● What to do: Your reply should be the following data, copied exactly.

● Records for the task:
* * * * * * * * *

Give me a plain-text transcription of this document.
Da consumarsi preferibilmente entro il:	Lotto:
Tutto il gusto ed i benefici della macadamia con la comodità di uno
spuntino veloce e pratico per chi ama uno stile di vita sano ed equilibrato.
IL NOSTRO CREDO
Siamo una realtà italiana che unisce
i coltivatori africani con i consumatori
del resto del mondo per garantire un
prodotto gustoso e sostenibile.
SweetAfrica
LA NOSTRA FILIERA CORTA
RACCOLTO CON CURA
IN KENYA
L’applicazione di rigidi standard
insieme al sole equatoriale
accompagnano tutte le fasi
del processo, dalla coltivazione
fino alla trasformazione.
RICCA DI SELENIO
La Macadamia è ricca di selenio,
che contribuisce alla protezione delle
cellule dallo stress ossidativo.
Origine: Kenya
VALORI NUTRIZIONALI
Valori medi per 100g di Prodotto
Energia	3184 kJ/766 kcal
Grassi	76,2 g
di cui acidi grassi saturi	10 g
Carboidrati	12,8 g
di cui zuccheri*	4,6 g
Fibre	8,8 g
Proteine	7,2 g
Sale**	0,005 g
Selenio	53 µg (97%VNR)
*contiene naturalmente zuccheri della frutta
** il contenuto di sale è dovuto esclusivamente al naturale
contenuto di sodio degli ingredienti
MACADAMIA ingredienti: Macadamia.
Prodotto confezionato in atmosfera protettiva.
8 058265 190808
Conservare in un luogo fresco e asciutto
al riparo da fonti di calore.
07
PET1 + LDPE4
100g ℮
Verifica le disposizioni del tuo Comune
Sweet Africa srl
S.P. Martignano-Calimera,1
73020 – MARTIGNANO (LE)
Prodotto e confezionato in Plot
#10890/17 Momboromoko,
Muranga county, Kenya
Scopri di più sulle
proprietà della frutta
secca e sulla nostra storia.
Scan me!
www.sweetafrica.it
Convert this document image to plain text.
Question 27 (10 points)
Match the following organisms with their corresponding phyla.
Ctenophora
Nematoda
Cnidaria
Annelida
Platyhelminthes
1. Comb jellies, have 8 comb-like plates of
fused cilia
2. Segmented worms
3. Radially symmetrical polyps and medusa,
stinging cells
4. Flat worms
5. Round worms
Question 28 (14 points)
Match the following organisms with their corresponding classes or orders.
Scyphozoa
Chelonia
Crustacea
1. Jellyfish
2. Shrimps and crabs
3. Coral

* * * * * * * * *

● Output of the exercise:
Give me a plain-text transcription of this document.
Da consumarsi preferibilmente entro il:	Lotto:
Tutto il gusto ed i benefici della macadamia con la comodità di uno
spuntino veloce e pratico per chi ama uno stile di vita sano ed equilibrato.
IL NOSTRO CREDO
Siamo una realtà italiana che unisce
i coltivatori africani con i consumatori
del resto del mondo per garantire un
prodotto gustoso e sostenibile.
SweetAfrica
LA NOSTRA FILIERA CORTA
RACCOLTO CON CURA
IN KENYA
L’applicazione di rigidi standard
insieme al sole equatoriale
accompagnano tutte le fasi
del processo, dalla coltivazione
fino alla trasformazione.
RICCA DI SELENIO
La Macadamia è ricca di selenio,
che contribuisce alla protezione delle
cellule dallo stress ossidativo.
Origine: Kenya
VALORI NUTRIZIONALI
Valori medi per 100g di Prodotto
Energia	3184 kJ/766 kcal
Grassi	76,2 g
di cui acidi grassi saturi	10 g
Carboidrati	12,8 g
di cui zuccheri*	4,6 g
Fibre	8,8 g
Proteine	7,2 g
Sale**	0,005 g
Selenio	53 µg (97%VNR)
*contiene naturalmente zuccheri della frutta
** il contenuto di sale è dovuto esclusivamente al naturale
contenuto di sodio degli ingredienti
MACADAMIA ingredienti: Macadamia.
Prodotto confezionato in atmosfera protettiva.
8 058265 190808
Conservare in un luogo fresco e asciutto
al riparo da fonti di calore.
07
PET1 + LDPE4
100g ℮
Verifica le disposizioni del tuo Comune
Sweet Africa srl
S.P. Martignano-Calimera,1
73020 – MARTIGNANO (LE)
Prodotto e confezionato in Plot
#10890/17 Momboromoko,
Muranga county, Kenya
Scopri di più sulle
proprietà della frutta
secca e sulla nostra storia.
Scan me!
www.sweetafrica.it
Convert this document image to plain text.
Question 27 (10 points)
Match the following organisms with their corresponding phyla.
Ctenophora
Nematoda
Cnidaria
Annelida
Platyhelminthes
1. Comb jellies, have 8 comb-like plates of
fused cilia
2. Segmented worms
3. Radially symmetrical polyps and medusa,
stinging cells
4. Flat worms
5. Round worms
Question 28 (14 points)
Match the following organisms with their corresponding classes or orders.
Scyphozoa
Chelonia
Crustacea
1. Jellyfish
2. Shrimps and crabs
3. Coral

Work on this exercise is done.